# What is expected:
Below are some entries. Copy each line that holds the string "California".
[Stored records start]
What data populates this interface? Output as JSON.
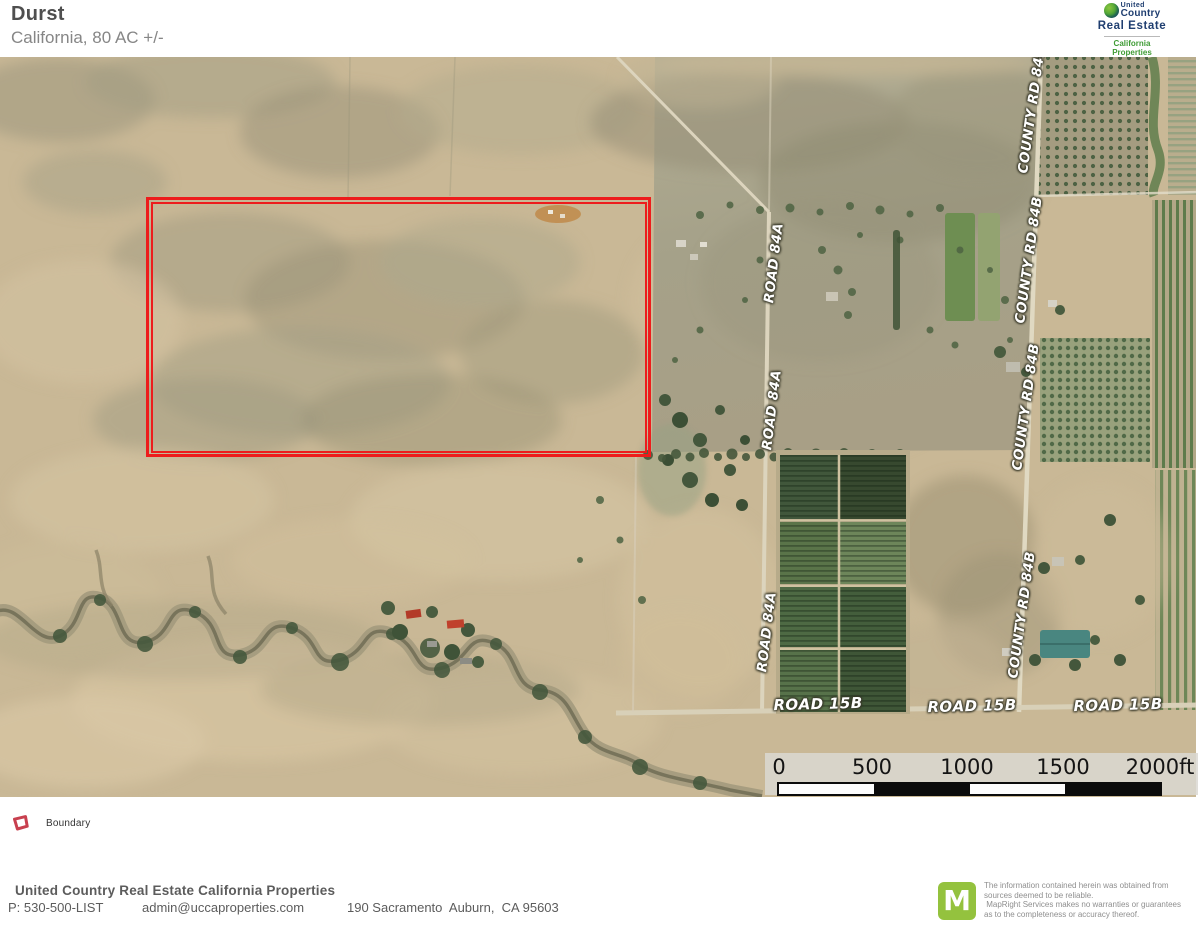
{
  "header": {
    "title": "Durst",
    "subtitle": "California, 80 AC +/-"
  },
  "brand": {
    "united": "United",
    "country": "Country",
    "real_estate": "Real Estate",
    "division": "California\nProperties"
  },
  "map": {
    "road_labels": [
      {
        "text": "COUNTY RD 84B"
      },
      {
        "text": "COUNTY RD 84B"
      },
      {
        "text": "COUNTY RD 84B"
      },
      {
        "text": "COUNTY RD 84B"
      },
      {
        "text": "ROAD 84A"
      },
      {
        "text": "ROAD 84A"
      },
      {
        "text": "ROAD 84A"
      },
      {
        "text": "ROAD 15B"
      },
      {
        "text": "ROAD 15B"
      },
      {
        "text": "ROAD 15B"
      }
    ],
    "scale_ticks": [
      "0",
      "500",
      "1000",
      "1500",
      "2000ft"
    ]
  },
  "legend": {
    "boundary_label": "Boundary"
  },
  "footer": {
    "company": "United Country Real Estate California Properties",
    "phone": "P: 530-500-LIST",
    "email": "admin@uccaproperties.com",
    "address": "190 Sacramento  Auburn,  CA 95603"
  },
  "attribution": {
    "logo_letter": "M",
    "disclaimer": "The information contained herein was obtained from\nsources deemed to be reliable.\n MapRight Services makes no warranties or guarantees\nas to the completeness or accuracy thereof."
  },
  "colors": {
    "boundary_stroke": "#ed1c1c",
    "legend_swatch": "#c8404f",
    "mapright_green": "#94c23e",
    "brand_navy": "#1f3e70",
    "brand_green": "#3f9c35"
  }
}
[Stored records end]
# The response:
    "subtitle": "California, 80 AC +/-"
    "division": "California\nProperties"
    "company": "United Country Real Estate California Properties",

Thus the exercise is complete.